§ Written instruction: Please transcribe the listing below in full and word for word, without its pictures.

§ Stored records:
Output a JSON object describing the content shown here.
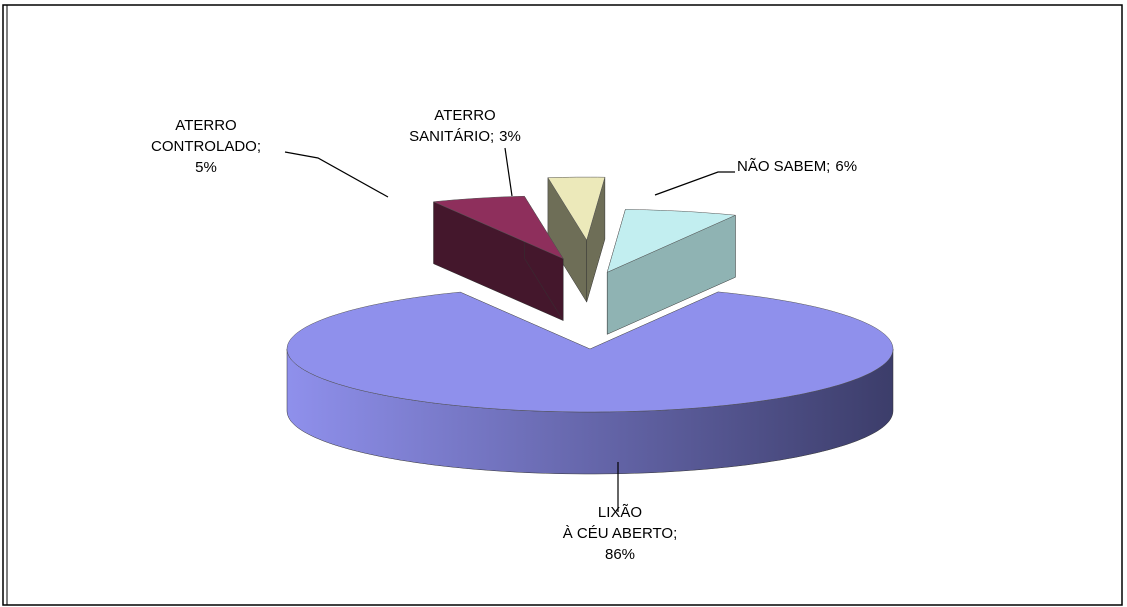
{
  "chart_data": {
    "type": "pie3d",
    "categories": [
      "NÃO SABEM;",
      "LIXÃO À CÉU ABERTO;",
      "ATERRO CONTROLADO;",
      "ATERRO SANITÁRIO;"
    ],
    "values": [
      6,
      86,
      5,
      3
    ],
    "value_labels": [
      "6%",
      "86%",
      "5%",
      "3%"
    ],
    "colors": [
      "#c2eef0",
      "#8f90ec",
      "#8e2f5c",
      "#ece9ba"
    ],
    "side_colors": [
      "#8fb3b3",
      "#3c3d6a",
      "#44172c",
      "#6e6e57"
    ]
  }
}
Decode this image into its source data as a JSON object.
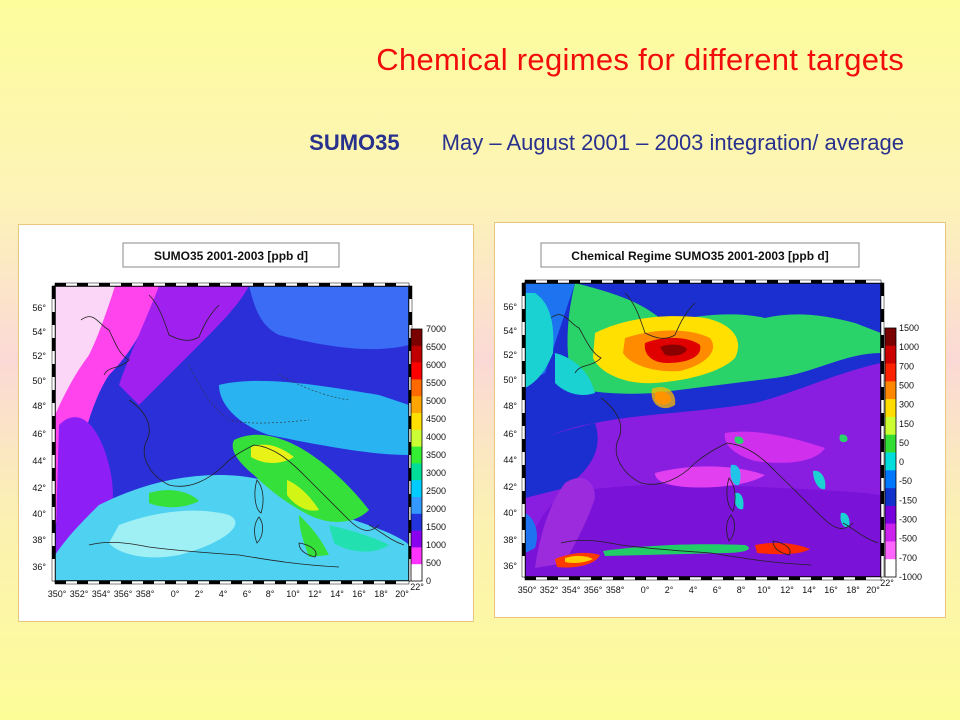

§ In response:
Output a JSON object describing the content shown here.
{
  "chart_data": {
    "type": "pie3d",
    "categories": [
      "NÃO SABEM;",
      "LIXÃO À CÉU ABERTO;",
      "ATERRO CONTROLADO;",
      "ATERRO SANITÁRIO;"
    ],
    "values": [
      6,
      86,
      5,
      3
    ],
    "value_labels": [
      "6%",
      "86%",
      "5%",
      "3%"
    ],
    "colors": [
      "#c2eef0",
      "#8f90ec",
      "#8e2f5c",
      "#ece9ba"
    ],
    "side_colors": [
      "#8fb3b3",
      "#3c3d6a",
      "#44172c",
      "#6e6e57"
    ]
  }
}
Decode this image into its source data as a JSON object.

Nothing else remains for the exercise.